** start of Source extract **

Chapter 10 Modifying Data

When working with data it is common that values in columns need to be modified, or creating new columns of data. The following recipes outline how to change data with a column, and how to create data in a new column using different techniques.

10.1 Static Value

Changing or creating data values in a column so that all rows have the same value; with examples for character, numeric, and date data types.

10.1.1 Change or create a single character column with a static character value

Description
Method to change or create a character column with a single specific character value
Ingredients
Package Data

readr
dplyr

sample.csv


Preparation

df <- readr::read_csv("C:/data/sample.csv")


Sample Instructions

package::function(data, column_name = "text")


Actual Instructions

dplyr::mutate(df, country = "Canada")

10.1.2 Change or create a single numeric column with a static numeric value

Description
Method to change or create a numeric column with a single specific numeric value
Ingredients
Package Data

readr
dplyr

sample.csv


Preparation

df <- readr::read_csv("C:/data/sample.csv")


Sample Instructions

package::function(data, column_name = number)


Actual Instructions

dplyr::mutate(df, population = 100000)

10.1.3 Change a single date column with a static date value

Description
Method to change a date column with a single specific date value
Ingredients
Package Data

readr
dplyr

sample.csv


Preparation

df <- readr::read_csv("C:/data/sample.csv")

** end of Source extract **
** start of Data shown **

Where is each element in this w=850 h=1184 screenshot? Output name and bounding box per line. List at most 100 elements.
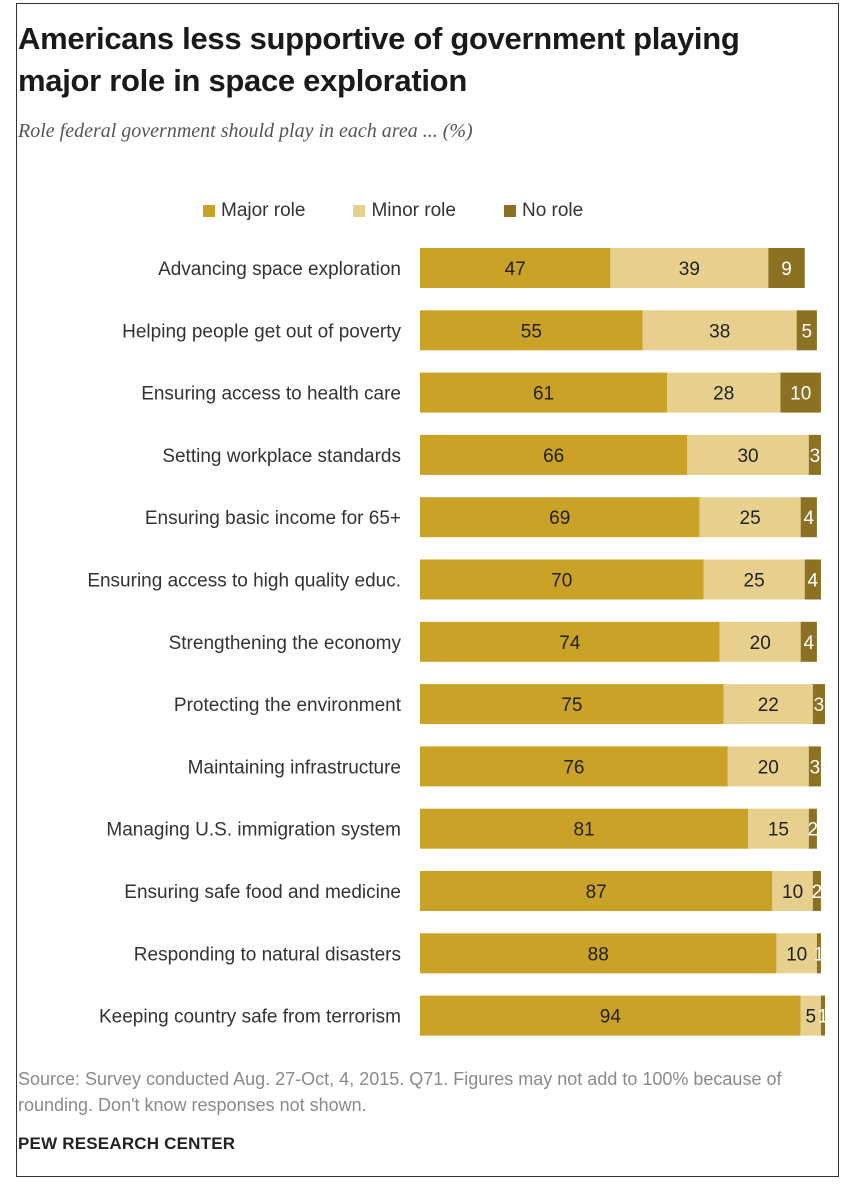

** end of Data shown **

◆ **What you will do**:
(a) Answer these questions using the chapter on modifying data.
(i) What value does recipe 10.1.1 assign to the country column?
(ii) What value does recipe 10.1.2 assign to the population column?
(iii) Which two packages are listed as ingredients in each recipe?
(b) Translate this sentence from the chapter on modifying data into Spanish: "The following recipes outline how to change data with a column, and how to create data in a new column using different techniques."
(c) Extract everything in the chapter on modifying data from "Chapter 10 Modifying" down to "date data types.", copying it word for word.

◆ **Per-task answers**:
(a)
(i) Canada
(ii) 100000
(iii) readr and dplyr

(b) Las siguientes recetas describen cómo cambiar datos en una columna y cómo crear datos en una columna nueva usando distintas técnicas.

(c)
Chapter 10 Modifying Data

When working with data it is common that values in columns need to be modified, or creating new columns of data. The following recipes outline how to change data with a column, and how to create data in a new column using different techniques.

10.1 Static Value

Changing or creating data values in a column so that all rows have the same value; with examples for character, numeric, and date data types.